- Task description
Lines from the one containing "What text is on this page?" through the last line of the data are to be repeated word for word, both ends included.

- Supplied records
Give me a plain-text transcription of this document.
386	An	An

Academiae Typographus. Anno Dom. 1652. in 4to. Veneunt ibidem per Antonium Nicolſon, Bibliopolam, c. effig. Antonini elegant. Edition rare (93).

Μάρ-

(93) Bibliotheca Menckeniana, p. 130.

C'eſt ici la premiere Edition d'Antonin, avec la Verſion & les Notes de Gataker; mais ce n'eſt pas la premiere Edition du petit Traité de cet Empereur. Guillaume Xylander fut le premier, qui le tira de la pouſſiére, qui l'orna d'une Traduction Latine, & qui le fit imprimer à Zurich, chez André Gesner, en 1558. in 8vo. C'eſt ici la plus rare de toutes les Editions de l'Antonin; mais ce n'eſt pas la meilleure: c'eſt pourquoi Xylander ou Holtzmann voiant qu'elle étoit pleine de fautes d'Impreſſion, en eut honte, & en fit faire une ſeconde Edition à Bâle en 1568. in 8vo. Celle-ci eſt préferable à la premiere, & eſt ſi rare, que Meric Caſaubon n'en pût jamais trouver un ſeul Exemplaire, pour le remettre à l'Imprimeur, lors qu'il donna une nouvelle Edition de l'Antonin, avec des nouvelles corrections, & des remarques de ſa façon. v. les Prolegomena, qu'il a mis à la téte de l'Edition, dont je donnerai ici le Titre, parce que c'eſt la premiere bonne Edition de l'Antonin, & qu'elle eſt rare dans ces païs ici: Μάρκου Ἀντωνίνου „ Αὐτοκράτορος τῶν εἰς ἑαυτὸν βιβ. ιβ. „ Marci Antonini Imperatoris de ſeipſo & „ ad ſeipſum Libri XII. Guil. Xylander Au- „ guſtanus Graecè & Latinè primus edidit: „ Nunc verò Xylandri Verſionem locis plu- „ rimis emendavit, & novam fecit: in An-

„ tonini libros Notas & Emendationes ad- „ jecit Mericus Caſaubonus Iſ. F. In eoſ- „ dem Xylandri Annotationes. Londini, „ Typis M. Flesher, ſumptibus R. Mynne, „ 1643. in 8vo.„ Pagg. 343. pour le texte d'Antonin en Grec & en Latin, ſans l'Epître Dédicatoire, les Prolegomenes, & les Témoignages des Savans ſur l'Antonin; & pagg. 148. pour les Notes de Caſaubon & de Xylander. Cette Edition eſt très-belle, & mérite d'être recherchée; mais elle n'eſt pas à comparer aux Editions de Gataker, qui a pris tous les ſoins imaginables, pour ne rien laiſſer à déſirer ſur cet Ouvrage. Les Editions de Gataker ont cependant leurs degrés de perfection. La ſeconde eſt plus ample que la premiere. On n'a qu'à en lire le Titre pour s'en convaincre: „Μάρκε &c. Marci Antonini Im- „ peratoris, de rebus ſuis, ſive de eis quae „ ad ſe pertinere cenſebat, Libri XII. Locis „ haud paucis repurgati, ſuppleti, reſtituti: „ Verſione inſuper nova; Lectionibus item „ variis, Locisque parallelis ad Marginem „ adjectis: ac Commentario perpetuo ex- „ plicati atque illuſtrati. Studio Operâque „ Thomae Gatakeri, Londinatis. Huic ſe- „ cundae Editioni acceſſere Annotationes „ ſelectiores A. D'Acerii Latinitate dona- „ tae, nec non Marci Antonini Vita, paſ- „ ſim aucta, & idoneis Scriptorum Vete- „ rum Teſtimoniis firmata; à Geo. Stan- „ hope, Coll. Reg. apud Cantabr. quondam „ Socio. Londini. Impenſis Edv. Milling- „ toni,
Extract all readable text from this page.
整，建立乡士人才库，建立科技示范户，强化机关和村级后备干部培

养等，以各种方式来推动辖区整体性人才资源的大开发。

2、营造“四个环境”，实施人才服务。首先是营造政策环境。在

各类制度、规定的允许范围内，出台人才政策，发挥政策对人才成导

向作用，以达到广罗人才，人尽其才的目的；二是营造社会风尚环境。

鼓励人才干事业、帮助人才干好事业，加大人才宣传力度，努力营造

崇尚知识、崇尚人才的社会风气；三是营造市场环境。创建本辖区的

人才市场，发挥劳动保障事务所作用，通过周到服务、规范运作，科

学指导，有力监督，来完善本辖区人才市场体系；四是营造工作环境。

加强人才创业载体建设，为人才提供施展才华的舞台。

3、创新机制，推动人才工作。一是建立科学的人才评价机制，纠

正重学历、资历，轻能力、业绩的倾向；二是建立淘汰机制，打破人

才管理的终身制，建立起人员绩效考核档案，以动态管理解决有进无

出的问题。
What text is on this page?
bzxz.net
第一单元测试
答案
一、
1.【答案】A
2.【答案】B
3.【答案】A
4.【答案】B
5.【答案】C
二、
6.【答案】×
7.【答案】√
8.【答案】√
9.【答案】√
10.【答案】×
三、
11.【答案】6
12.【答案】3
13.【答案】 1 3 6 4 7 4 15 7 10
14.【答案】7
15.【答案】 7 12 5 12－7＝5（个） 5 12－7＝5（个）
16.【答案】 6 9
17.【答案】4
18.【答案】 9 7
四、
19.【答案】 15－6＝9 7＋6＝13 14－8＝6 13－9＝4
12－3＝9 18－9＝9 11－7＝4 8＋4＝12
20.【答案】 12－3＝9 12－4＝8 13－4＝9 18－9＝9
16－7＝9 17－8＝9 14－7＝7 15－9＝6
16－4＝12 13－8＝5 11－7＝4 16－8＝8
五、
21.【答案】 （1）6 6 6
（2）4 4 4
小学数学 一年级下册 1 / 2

- Response to this exercise
What text is on this page?
bzxz.net
第一单元测试
答案
一、
1.【答案】A
2.【答案】B
3.【答案】A
4.【答案】B
5.【答案】C
二、
6.【答案】×
7.【答案】√
8.【答案】√
9.【答案】√
10.【答案】×
三、
11.【答案】6
12.【答案】3
13.【答案】 1 3 6 4 7 4 15 7 10
14.【答案】7
15.【答案】 7 12 5 12－7＝5（个） 5 12－7＝5（个）
16.【答案】 6 9
17.【答案】4
18.【答案】 9 7
四、
19.【答案】 15－6＝9 7＋6＝13 14－8＝6 13－9＝4
12－3＝9 18－9＝9 11－7＝4 8＋4＝12
20.【答案】 12－3＝9 12－4＝8 13－4＝9 18－9＝9
16－7＝9 17－8＝9 14－7＝7 15－9＝6
16－4＝12 13－8＝5 11－7＝4 16－8＝8
五、
21.【答案】 （1）6 6 6
（2）4 4 4
小学数学 一年级下册 1 / 2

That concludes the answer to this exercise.